Find the word "document" in the records below. List each line containing it.

--- DATA LINES ---
------------

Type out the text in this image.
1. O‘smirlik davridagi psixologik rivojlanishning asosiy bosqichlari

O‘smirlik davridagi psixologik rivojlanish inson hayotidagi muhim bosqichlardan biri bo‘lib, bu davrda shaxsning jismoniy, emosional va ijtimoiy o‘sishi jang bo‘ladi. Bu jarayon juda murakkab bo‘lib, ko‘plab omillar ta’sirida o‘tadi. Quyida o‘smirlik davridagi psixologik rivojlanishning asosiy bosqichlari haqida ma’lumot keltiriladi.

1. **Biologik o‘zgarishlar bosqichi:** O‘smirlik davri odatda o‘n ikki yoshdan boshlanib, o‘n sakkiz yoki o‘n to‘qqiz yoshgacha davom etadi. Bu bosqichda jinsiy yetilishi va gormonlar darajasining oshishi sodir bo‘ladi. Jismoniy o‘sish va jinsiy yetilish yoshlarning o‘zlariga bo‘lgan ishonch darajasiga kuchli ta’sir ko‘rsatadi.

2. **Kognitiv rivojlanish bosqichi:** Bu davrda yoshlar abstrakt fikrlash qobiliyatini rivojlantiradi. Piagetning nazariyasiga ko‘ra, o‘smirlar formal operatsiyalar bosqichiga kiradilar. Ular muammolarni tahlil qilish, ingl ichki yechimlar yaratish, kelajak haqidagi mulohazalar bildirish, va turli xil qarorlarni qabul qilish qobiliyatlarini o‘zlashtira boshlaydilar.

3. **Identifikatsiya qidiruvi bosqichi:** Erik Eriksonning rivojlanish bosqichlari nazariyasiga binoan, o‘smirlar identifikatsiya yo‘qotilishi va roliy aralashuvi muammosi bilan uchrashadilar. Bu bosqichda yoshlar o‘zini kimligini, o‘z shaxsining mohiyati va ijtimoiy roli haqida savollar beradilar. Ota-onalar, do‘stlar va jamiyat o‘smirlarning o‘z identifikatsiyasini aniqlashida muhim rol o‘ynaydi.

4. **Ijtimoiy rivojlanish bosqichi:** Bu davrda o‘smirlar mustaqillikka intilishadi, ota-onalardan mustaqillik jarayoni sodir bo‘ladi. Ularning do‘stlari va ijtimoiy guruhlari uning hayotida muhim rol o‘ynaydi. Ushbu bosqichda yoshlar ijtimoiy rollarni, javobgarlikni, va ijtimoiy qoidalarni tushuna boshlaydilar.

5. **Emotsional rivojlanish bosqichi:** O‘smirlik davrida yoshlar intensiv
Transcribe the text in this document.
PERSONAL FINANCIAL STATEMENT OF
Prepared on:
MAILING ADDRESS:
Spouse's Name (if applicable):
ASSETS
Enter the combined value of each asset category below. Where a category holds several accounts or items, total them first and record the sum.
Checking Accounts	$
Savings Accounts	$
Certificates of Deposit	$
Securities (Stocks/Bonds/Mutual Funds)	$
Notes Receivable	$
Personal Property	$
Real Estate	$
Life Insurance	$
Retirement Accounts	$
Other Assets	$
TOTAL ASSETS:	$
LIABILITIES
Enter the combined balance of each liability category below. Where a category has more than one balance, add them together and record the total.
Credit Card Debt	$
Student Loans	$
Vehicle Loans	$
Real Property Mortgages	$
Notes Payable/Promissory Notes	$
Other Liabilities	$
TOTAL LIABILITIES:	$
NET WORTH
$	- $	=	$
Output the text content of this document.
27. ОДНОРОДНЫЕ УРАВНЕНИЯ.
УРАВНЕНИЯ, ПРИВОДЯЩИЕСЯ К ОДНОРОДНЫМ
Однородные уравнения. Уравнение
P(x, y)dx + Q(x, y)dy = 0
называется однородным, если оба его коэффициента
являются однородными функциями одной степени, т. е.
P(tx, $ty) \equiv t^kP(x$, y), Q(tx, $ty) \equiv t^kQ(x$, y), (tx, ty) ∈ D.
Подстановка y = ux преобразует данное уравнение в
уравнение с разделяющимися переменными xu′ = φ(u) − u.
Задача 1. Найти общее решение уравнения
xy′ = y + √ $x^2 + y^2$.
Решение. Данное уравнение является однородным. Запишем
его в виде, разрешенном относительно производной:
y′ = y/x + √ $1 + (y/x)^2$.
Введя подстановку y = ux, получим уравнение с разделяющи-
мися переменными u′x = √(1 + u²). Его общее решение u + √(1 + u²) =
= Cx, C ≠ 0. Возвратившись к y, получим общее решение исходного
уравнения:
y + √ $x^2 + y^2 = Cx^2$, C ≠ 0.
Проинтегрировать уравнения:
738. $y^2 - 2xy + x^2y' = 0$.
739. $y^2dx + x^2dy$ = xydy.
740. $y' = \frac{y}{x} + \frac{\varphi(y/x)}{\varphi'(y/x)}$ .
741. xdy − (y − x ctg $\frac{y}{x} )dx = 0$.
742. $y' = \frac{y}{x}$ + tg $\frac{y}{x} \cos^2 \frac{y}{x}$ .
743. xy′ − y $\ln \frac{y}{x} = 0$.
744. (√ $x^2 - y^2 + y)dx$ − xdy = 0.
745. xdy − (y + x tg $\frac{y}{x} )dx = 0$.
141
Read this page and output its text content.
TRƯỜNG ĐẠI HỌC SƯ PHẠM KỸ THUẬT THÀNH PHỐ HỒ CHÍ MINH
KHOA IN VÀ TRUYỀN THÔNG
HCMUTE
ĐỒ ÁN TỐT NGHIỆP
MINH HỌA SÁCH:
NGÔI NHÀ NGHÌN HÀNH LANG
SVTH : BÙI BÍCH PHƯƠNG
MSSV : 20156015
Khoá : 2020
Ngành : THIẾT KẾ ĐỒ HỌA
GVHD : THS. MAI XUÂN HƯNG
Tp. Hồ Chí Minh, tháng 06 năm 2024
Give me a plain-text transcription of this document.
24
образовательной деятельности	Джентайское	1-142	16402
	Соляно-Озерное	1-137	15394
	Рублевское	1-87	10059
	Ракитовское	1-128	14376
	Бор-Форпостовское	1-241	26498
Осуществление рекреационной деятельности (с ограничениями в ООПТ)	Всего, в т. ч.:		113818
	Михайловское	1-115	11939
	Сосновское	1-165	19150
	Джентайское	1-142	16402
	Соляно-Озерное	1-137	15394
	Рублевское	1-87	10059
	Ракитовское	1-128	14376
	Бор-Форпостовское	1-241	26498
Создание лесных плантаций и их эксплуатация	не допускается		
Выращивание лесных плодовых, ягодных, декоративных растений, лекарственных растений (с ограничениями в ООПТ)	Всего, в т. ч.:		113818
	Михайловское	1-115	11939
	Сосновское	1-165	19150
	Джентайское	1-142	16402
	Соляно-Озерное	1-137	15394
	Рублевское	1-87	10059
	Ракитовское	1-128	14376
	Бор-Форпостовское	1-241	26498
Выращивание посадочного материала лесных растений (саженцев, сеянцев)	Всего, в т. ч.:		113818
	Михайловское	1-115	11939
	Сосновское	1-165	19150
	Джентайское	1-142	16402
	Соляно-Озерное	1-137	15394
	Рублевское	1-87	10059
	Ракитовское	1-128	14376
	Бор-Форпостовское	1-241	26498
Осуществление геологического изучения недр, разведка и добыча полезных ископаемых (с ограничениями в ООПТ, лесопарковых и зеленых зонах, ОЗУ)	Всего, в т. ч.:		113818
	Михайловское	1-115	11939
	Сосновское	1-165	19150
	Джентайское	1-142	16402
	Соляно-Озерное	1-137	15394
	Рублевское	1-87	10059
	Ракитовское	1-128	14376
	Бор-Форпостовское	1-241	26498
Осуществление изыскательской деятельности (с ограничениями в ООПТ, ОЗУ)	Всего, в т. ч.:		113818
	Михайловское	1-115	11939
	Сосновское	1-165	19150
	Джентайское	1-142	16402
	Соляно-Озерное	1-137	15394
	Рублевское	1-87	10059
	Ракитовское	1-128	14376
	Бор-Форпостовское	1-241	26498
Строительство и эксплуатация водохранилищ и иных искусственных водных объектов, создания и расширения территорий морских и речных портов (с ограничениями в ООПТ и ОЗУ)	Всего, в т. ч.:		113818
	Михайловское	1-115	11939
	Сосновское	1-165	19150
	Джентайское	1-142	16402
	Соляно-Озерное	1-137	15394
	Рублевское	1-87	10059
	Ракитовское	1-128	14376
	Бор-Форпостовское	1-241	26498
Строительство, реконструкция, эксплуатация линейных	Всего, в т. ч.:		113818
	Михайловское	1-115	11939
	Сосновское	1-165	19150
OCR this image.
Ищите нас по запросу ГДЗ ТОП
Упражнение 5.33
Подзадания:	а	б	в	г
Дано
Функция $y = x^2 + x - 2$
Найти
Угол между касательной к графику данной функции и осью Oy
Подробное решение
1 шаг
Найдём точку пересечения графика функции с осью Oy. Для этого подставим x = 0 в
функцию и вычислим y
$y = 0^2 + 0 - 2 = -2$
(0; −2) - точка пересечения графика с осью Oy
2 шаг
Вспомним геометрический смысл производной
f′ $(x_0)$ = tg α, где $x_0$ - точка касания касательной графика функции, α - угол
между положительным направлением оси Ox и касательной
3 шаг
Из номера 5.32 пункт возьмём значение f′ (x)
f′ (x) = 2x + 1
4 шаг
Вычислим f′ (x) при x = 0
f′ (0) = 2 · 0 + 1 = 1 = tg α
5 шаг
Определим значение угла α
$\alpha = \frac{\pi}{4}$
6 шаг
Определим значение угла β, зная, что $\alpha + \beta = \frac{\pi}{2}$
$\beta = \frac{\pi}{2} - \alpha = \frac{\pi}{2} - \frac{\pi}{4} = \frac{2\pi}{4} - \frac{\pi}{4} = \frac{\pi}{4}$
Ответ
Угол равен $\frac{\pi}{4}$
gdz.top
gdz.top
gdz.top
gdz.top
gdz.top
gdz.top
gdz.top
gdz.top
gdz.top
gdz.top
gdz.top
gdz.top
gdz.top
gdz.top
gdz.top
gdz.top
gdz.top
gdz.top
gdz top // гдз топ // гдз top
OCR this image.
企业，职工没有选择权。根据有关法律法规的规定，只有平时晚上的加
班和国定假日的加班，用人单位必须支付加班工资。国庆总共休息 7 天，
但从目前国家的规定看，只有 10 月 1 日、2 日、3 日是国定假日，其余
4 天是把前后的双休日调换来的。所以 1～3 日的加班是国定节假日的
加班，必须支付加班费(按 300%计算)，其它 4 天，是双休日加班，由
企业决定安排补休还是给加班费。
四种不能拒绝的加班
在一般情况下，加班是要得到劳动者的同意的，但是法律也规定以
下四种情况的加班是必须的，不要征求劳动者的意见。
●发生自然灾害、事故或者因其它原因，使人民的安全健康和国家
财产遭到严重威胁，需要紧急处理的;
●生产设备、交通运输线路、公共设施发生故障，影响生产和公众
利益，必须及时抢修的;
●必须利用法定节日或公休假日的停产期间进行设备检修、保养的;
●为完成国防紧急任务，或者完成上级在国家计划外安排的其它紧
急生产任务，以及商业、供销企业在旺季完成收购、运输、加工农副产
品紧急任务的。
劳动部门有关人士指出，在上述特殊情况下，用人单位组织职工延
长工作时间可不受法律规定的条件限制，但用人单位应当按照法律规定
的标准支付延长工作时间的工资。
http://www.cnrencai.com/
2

------------

--- RESPONSE TO THIS TASK ---
Transcribe the text in this document.
Output the text content of this document.
Give me a plain-text transcription of this document.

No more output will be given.